Element-and-box listings
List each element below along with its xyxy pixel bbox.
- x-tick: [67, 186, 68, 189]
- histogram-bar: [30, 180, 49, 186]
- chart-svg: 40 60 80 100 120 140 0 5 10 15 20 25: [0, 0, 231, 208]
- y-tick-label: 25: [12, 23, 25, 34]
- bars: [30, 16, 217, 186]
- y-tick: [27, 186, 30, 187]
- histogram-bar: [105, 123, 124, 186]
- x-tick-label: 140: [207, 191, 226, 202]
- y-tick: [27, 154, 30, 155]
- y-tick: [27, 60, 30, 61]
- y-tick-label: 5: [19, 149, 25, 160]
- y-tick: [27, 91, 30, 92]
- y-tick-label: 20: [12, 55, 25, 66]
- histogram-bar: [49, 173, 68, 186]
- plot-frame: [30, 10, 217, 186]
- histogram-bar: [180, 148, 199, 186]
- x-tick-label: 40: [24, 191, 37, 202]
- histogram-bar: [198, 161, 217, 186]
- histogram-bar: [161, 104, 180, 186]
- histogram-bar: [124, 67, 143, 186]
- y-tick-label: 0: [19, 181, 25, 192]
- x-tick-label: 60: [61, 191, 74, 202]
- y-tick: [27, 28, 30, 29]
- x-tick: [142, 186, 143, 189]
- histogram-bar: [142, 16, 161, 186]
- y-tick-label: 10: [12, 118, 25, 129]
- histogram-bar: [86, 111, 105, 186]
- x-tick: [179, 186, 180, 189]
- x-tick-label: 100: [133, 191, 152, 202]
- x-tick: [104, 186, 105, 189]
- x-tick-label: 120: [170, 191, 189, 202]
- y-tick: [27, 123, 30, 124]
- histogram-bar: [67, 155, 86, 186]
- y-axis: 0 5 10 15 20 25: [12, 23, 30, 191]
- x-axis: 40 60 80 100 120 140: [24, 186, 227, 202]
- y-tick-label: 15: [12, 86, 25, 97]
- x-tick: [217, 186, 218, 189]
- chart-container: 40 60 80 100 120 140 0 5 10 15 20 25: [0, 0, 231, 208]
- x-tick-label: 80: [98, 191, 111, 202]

### GIVEN INSTRUCTION
Collect every line in the records above that contains the string "histogram", copying each one in full.

### RESPONSE
- histogram-bar: [30, 180, 49, 186]
- histogram-bar: [105, 123, 124, 186]
- histogram-bar: [49, 173, 68, 186]
- histogram-bar: [180, 148, 199, 186]
- histogram-bar: [198, 161, 217, 186]
- histogram-bar: [161, 104, 180, 186]
- histogram-bar: [124, 67, 143, 186]
- histogram-bar: [142, 16, 161, 186]
- histogram-bar: [86, 111, 105, 186]
- histogram-bar: [67, 155, 86, 186]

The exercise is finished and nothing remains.